start

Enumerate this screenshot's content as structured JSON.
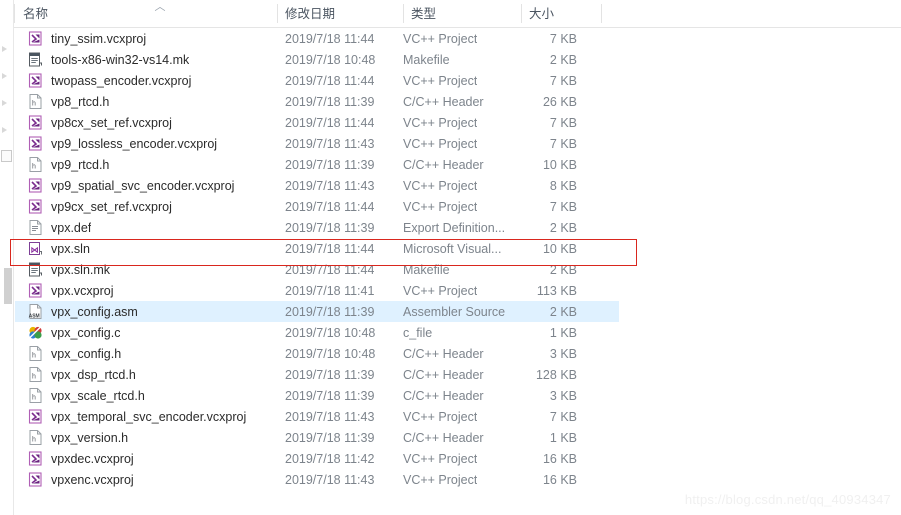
{
  "window": {
    "type": "file-explorer-list-view"
  },
  "columns": {
    "name": "名称",
    "date_modified": "修改日期",
    "type": "类型",
    "size": "大小",
    "sort_indicator": "︿",
    "sort_column": "名称",
    "sort_direction": "ascending"
  },
  "selection": {
    "selected_file": "vpx_config.asm",
    "selection_color": "#cce8ff"
  },
  "annotation": {
    "shape": "rectangle",
    "color": "#d9271e",
    "targets_row": "vpx.sln"
  },
  "watermark": {
    "text": "https://blog.csdn.net/qq_40934347"
  },
  "files": [
    {
      "name": "tiny_ssim.vcxproj",
      "date": "2019/7/18 11:44",
      "type": "VC++ Project",
      "size": "7 KB",
      "icon": "vcxproj-icon",
      "selected": false
    },
    {
      "name": "tools-x86-win32-vs14.mk",
      "date": "2019/7/18 10:48",
      "type": "Makefile",
      "size": "2 KB",
      "icon": "makefile-icon",
      "selected": false
    },
    {
      "name": "twopass_encoder.vcxproj",
      "date": "2019/7/18 11:44",
      "type": "VC++ Project",
      "size": "7 KB",
      "icon": "vcxproj-icon",
      "selected": false
    },
    {
      "name": "vp8_rtcd.h",
      "date": "2019/7/18 11:39",
      "type": "C/C++ Header",
      "size": "26 KB",
      "icon": "header-icon",
      "selected": false
    },
    {
      "name": "vp8cx_set_ref.vcxproj",
      "date": "2019/7/18 11:44",
      "type": "VC++ Project",
      "size": "7 KB",
      "icon": "vcxproj-icon",
      "selected": false
    },
    {
      "name": "vp9_lossless_encoder.vcxproj",
      "date": "2019/7/18 11:43",
      "type": "VC++ Project",
      "size": "7 KB",
      "icon": "vcxproj-icon",
      "selected": false
    },
    {
      "name": "vp9_rtcd.h",
      "date": "2019/7/18 11:39",
      "type": "C/C++ Header",
      "size": "10 KB",
      "icon": "header-icon",
      "selected": false
    },
    {
      "name": "vp9_spatial_svc_encoder.vcxproj",
      "date": "2019/7/18 11:43",
      "type": "VC++ Project",
      "size": "8 KB",
      "icon": "vcxproj-icon",
      "selected": false
    },
    {
      "name": "vp9cx_set_ref.vcxproj",
      "date": "2019/7/18 11:44",
      "type": "VC++ Project",
      "size": "7 KB",
      "icon": "vcxproj-icon",
      "selected": false
    },
    {
      "name": "vpx.def",
      "date": "2019/7/18 11:39",
      "type": "Export Definition...",
      "size": "2 KB",
      "icon": "def-icon",
      "selected": false
    },
    {
      "name": "vpx.sln",
      "date": "2019/7/18 11:44",
      "type": "Microsoft Visual...",
      "size": "10 KB",
      "icon": "sln-icon",
      "selected": false
    },
    {
      "name": "vpx.sln.mk",
      "date": "2019/7/18 11:44",
      "type": "Makefile",
      "size": "2 KB",
      "icon": "makefile-icon",
      "selected": false
    },
    {
      "name": "vpx.vcxproj",
      "date": "2019/7/18 11:41",
      "type": "VC++ Project",
      "size": "113 KB",
      "icon": "vcxproj-icon",
      "selected": false
    },
    {
      "name": "vpx_config.asm",
      "date": "2019/7/18 11:39",
      "type": "Assembler Source",
      "size": "2 KB",
      "icon": "asm-icon",
      "selected": true
    },
    {
      "name": "vpx_config.c",
      "date": "2019/7/18 10:48",
      "type": "c_file",
      "size": "1 KB",
      "icon": "cfile-icon",
      "selected": false
    },
    {
      "name": "vpx_config.h",
      "date": "2019/7/18 10:48",
      "type": "C/C++ Header",
      "size": "3 KB",
      "icon": "header-icon",
      "selected": false
    },
    {
      "name": "vpx_dsp_rtcd.h",
      "date": "2019/7/18 11:39",
      "type": "C/C++ Header",
      "size": "128 KB",
      "icon": "header-icon",
      "selected": false
    },
    {
      "name": "vpx_scale_rtcd.h",
      "date": "2019/7/18 11:39",
      "type": "C/C++ Header",
      "size": "3 KB",
      "icon": "header-icon",
      "selected": false
    },
    {
      "name": "vpx_temporal_svc_encoder.vcxproj",
      "date": "2019/7/18 11:43",
      "type": "VC++ Project",
      "size": "7 KB",
      "icon": "vcxproj-icon",
      "selected": false
    },
    {
      "name": "vpx_version.h",
      "date": "2019/7/18 11:39",
      "type": "C/C++ Header",
      "size": "1 KB",
      "icon": "header-icon",
      "selected": false
    },
    {
      "name": "vpxdec.vcxproj",
      "date": "2019/7/18 11:42",
      "type": "VC++ Project",
      "size": "16 KB",
      "icon": "vcxproj-icon",
      "selected": false
    },
    {
      "name": "vpxenc.vcxproj",
      "date": "2019/7/18 11:43",
      "type": "VC++ Project",
      "size": "16 KB",
      "icon": "vcxproj-icon",
      "selected": false
    }
  ]
}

end

Repeat the listing above exactly, with no pictures.

Enumerate this screenshot's content as structured JSON.
{
  "window": {
    "type": "file-explorer-list-view"
  },
  "columns": {
    "name": "名称",
    "date_modified": "修改日期",
    "type": "类型",
    "size": "大小",
    "sort_indicator": "︿",
    "sort_column": "名称",
    "sort_direction": "ascending"
  },
  "selection": {
    "selected_file": "vpx_config.asm",
    "selection_color": "#cce8ff"
  },
  "annotation": {
    "shape": "rectangle",
    "color": "#d9271e",
    "targets_row": "vpx.sln"
  },
  "watermark": {
    "text": "https://blog.csdn.net/qq_40934347"
  },
  "files": [
    {
      "name": "tiny_ssim.vcxproj",
      "date": "2019/7/18 11:44",
      "type": "VC++ Project",
      "size": "7 KB",
      "icon": "vcxproj-icon",
      "selected": false
    },
    {
      "name": "tools-x86-win32-vs14.mk",
      "date": "2019/7/18 10:48",
      "type": "Makefile",
      "size": "2 KB",
      "icon": "makefile-icon",
      "selected": false
    },
    {
      "name": "twopass_encoder.vcxproj",
      "date": "2019/7/18 11:44",
      "type": "VC++ Project",
      "size": "7 KB",
      "icon": "vcxproj-icon",
      "selected": false
    },
    {
      "name": "vp8_rtcd.h",
      "date": "2019/7/18 11:39",
      "type": "C/C++ Header",
      "size": "26 KB",
      "icon": "header-icon",
      "selected": false
    },
    {
      "name": "vp8cx_set_ref.vcxproj",
      "date": "2019/7/18 11:44",
      "type": "VC++ Project",
      "size": "7 KB",
      "icon": "vcxproj-icon",
      "selected": false
    },
    {
      "name": "vp9_lossless_encoder.vcxproj",
      "date": "2019/7/18 11:43",
      "type": "VC++ Project",
      "size": "7 KB",
      "icon": "vcxproj-icon",
      "selected": false
    },
    {
      "name": "vp9_rtcd.h",
      "date": "2019/7/18 11:39",
      "type": "C/C++ Header",
      "size": "10 KB",
      "icon": "header-icon",
      "selected": false
    },
    {
      "name": "vp9_spatial_svc_encoder.vcxproj",
      "date": "2019/7/18 11:43",
      "type": "VC++ Project",
      "size": "8 KB",
      "icon": "vcxproj-icon",
      "selected": false
    },
    {
      "name": "vp9cx_set_ref.vcxproj",
      "date": "2019/7/18 11:44",
      "type": "VC++ Project",
      "size": "7 KB",
      "icon": "vcxproj-icon",
      "selected": false
    },
    {
      "name": "vpx.def",
      "date": "2019/7/18 11:39",
      "type": "Export Definition...",
      "size": "2 KB",
      "icon": "def-icon",
      "selected": false
    },
    {
      "name": "vpx.sln",
      "date": "2019/7/18 11:44",
      "type": "Microsoft Visual...",
      "size": "10 KB",
      "icon": "sln-icon",
      "selected": false
    },
    {
      "name": "vpx.sln.mk",
      "date": "2019/7/18 11:44",
      "type": "Makefile",
      "size": "2 KB",
      "icon": "makefile-icon",
      "selected": false
    },
    {
      "name": "vpx.vcxproj",
      "date": "2019/7/18 11:41",
      "type": "VC++ Project",
      "size": "113 KB",
      "icon": "vcxproj-icon",
      "selected": false
    },
    {
      "name": "vpx_config.asm",
      "date": "2019/7/18 11:39",
      "type": "Assembler Source",
      "size": "2 KB",
      "icon": "asm-icon",
      "selected": true
    },
    {
      "name": "vpx_config.c",
      "date": "2019/7/18 10:48",
      "type": "c_file",
      "size": "1 KB",
      "icon": "cfile-icon",
      "selected": false
    },
    {
      "name": "vpx_config.h",
      "date": "2019/7/18 10:48",
      "type": "C/C++ Header",
      "size": "3 KB",
      "icon": "header-icon",
      "selected": false
    },
    {
      "name": "vpx_dsp_rtcd.h",
      "date": "2019/7/18 11:39",
      "type": "C/C++ Header",
      "size": "128 KB",
      "icon": "header-icon",
      "selected": false
    },
    {
      "name": "vpx_scale_rtcd.h",
      "date": "2019/7/18 11:39",
      "type": "C/C++ Header",
      "size": "3 KB",
      "icon": "header-icon",
      "selected": false
    },
    {
      "name": "vpx_temporal_svc_encoder.vcxproj",
      "date": "2019/7/18 11:43",
      "type": "VC++ Project",
      "size": "7 KB",
      "icon": "vcxproj-icon",
      "selected": false
    },
    {
      "name": "vpx_version.h",
      "date": "2019/7/18 11:39",
      "type": "C/C++ Header",
      "size": "1 KB",
      "icon": "header-icon",
      "selected": false
    },
    {
      "name": "vpxdec.vcxproj",
      "date": "2019/7/18 11:42",
      "type": "VC++ Project",
      "size": "16 KB",
      "icon": "vcxproj-icon",
      "selected": false
    },
    {
      "name": "vpxenc.vcxproj",
      "date": "2019/7/18 11:43",
      "type": "VC++ Project",
      "size": "16 KB",
      "icon": "vcxproj-icon",
      "selected": false
    }
  ]
}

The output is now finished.